__What to produce__.
Find each line in the following listing that has the string "Forecast", then state the count and nothing else.

##############################

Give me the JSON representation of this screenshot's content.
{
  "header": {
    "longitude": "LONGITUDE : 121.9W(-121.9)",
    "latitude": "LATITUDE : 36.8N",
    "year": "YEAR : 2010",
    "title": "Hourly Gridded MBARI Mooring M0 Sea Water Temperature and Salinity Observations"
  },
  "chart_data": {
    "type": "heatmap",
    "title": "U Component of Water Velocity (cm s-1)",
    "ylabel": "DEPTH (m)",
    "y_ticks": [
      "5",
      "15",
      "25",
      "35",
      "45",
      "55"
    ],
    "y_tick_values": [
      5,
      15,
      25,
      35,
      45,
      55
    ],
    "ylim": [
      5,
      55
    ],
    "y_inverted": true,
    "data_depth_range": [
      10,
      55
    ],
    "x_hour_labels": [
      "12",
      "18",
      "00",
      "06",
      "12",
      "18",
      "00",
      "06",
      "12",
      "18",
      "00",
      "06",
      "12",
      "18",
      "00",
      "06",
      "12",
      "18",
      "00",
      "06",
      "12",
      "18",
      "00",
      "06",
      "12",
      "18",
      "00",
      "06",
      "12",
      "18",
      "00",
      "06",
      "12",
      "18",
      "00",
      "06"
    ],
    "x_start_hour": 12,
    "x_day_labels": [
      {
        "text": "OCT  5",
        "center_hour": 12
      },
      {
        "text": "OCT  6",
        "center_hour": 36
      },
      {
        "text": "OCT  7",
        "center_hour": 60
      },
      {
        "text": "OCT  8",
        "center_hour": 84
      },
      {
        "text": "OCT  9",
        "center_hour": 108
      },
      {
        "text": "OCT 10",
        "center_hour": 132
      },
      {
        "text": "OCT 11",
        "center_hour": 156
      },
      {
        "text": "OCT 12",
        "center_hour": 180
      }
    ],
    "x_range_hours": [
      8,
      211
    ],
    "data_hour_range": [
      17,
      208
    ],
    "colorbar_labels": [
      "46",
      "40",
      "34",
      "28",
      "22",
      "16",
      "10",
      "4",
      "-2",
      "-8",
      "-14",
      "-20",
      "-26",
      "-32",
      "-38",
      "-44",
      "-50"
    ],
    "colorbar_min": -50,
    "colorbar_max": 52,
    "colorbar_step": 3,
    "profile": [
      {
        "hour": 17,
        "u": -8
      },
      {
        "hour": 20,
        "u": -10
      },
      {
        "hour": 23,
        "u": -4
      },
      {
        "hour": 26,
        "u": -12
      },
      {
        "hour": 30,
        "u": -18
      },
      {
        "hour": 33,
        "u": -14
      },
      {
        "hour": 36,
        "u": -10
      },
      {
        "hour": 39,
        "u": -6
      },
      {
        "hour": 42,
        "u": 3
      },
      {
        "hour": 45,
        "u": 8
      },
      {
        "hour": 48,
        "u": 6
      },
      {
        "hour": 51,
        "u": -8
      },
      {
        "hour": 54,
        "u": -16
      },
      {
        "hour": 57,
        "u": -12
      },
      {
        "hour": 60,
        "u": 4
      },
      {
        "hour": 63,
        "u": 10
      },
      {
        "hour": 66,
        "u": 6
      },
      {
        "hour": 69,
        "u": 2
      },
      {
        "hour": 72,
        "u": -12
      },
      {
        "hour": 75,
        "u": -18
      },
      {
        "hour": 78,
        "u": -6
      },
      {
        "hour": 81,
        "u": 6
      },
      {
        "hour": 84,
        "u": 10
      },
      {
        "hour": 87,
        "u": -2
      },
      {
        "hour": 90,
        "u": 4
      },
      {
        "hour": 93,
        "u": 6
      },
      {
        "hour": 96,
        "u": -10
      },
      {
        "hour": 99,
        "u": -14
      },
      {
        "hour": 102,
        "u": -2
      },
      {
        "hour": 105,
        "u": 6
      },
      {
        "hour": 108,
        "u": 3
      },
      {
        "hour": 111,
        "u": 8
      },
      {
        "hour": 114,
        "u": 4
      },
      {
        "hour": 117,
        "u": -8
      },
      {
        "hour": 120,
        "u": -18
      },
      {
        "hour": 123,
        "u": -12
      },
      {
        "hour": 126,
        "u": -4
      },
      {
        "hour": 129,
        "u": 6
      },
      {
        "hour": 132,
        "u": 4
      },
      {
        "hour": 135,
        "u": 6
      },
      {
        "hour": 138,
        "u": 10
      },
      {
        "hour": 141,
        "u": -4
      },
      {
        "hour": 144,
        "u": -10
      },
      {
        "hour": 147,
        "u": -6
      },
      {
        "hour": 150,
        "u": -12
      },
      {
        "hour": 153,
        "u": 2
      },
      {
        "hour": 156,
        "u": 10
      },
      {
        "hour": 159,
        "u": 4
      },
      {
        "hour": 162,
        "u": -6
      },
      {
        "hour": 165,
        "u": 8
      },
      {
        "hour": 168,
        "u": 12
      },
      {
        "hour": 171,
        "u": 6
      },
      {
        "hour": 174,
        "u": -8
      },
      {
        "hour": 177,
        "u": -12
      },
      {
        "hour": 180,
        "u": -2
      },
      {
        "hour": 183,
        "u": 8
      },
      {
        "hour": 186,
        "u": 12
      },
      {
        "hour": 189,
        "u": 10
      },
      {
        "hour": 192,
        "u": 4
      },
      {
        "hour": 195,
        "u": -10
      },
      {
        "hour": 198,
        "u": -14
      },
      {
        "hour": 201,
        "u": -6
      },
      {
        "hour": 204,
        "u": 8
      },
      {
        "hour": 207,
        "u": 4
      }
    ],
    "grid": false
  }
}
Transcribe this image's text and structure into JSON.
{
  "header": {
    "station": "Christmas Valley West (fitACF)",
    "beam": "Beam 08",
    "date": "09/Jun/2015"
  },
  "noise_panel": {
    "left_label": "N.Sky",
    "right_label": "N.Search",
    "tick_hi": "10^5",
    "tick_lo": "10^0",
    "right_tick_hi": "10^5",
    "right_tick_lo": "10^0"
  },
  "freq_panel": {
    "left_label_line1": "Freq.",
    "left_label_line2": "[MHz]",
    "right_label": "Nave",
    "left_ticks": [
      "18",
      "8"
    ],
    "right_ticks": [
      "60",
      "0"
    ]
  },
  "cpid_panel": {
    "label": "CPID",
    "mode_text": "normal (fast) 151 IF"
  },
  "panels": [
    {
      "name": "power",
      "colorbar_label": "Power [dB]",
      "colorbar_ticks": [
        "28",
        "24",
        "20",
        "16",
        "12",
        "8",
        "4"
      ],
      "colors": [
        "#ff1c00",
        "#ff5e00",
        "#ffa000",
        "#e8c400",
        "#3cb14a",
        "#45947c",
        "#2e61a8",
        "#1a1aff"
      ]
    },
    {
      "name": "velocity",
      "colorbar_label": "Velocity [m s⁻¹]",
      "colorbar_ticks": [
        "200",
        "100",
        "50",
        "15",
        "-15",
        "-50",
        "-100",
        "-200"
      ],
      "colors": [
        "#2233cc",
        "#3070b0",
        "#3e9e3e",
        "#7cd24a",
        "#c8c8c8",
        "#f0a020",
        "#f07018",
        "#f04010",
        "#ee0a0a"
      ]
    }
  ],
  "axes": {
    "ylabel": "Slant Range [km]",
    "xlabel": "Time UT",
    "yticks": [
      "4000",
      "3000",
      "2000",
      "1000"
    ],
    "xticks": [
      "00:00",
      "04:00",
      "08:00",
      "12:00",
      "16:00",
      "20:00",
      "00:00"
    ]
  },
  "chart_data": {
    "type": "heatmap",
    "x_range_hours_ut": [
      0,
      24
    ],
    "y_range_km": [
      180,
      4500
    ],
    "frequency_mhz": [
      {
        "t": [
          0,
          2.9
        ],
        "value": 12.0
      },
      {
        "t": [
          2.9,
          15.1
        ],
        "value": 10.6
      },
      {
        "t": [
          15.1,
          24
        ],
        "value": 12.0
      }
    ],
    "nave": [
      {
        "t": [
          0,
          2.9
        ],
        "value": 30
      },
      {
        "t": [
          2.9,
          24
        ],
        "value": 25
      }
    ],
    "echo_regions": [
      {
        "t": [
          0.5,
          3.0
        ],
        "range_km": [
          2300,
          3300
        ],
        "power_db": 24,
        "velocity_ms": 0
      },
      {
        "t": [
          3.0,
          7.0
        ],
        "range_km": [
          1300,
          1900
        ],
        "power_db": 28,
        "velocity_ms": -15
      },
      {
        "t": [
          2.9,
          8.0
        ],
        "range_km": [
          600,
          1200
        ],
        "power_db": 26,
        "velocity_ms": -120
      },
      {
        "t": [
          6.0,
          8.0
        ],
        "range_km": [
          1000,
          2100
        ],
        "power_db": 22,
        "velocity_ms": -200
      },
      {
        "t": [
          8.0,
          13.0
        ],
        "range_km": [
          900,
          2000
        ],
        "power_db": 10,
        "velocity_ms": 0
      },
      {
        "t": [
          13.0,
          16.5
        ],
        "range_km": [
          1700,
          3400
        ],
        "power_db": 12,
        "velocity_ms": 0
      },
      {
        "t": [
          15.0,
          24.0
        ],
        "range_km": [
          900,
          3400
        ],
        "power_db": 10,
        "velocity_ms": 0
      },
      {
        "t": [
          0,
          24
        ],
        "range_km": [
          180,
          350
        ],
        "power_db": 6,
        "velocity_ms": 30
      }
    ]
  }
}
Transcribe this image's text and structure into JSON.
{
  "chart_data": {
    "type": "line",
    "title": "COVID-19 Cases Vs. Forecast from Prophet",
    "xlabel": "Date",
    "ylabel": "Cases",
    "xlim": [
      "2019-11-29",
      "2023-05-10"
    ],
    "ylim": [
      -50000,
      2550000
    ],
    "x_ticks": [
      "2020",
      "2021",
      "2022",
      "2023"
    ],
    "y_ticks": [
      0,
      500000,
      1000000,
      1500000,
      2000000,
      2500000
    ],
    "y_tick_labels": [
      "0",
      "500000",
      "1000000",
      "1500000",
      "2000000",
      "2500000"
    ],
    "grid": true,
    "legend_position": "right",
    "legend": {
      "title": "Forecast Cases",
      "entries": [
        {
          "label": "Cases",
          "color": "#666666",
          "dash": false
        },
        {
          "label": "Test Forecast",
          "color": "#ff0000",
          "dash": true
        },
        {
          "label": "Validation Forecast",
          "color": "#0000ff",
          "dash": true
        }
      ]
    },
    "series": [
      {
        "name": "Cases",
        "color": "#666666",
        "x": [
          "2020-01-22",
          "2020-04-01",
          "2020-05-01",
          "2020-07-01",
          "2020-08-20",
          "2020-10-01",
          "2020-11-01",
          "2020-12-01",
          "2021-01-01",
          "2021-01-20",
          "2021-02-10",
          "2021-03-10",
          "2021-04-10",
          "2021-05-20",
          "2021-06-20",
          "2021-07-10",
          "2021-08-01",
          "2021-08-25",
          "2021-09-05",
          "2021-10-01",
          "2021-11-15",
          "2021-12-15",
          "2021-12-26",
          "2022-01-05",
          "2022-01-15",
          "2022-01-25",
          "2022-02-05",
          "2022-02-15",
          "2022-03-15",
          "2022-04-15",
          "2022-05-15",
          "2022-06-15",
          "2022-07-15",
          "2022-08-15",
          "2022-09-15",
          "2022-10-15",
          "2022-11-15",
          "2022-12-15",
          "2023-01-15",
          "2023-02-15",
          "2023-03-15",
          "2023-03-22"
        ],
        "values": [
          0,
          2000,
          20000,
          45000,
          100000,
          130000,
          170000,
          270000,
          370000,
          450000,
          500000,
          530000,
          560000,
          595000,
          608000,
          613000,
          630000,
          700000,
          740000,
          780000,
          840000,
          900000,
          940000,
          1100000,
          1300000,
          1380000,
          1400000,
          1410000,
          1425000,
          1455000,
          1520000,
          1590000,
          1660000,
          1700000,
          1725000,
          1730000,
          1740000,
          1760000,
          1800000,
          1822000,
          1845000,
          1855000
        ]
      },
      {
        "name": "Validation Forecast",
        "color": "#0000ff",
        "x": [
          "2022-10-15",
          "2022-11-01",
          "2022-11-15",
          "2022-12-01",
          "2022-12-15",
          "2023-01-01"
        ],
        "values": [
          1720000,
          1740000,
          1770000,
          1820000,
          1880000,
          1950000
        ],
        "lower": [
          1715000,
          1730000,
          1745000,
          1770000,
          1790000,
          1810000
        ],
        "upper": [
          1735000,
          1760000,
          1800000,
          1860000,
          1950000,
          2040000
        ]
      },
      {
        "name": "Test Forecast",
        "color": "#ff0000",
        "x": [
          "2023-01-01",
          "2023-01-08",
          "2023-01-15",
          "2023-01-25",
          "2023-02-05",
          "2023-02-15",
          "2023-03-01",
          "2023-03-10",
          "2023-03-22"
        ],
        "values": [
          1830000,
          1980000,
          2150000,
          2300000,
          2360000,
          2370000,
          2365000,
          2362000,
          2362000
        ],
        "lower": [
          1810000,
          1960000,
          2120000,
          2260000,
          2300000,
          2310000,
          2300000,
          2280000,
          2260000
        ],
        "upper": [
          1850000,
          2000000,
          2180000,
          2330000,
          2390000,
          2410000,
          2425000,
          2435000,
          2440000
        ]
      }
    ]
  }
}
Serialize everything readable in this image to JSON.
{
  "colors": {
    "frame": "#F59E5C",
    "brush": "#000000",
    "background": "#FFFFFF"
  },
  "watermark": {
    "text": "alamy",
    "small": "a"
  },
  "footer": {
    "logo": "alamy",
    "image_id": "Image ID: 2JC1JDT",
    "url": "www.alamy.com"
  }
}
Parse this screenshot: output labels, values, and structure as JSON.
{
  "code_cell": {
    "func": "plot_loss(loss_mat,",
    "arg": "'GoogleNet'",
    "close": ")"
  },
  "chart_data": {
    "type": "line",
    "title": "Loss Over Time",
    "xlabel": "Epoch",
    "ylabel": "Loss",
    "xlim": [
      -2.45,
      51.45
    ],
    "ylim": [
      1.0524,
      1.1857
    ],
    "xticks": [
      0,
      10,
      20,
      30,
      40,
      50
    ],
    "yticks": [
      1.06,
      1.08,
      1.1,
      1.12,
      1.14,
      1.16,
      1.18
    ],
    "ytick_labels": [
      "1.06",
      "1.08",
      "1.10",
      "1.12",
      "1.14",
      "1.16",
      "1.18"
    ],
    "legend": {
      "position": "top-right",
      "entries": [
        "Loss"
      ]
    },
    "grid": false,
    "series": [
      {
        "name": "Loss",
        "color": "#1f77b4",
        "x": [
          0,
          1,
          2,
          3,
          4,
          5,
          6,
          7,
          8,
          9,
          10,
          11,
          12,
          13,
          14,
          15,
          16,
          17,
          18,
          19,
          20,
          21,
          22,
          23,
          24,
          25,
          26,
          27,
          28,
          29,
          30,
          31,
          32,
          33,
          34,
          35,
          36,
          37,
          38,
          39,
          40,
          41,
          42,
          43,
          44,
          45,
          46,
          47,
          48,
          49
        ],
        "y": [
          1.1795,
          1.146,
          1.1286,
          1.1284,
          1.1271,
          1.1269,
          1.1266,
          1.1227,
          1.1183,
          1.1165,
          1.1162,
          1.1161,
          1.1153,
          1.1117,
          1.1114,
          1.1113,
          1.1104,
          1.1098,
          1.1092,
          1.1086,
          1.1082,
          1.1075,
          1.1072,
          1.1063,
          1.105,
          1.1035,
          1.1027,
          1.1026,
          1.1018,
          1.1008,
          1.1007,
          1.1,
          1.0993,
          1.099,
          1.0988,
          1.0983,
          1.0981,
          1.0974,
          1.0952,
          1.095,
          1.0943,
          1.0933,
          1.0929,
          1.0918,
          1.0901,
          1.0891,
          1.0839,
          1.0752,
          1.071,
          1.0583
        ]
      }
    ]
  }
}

##############################

__The solution__.
6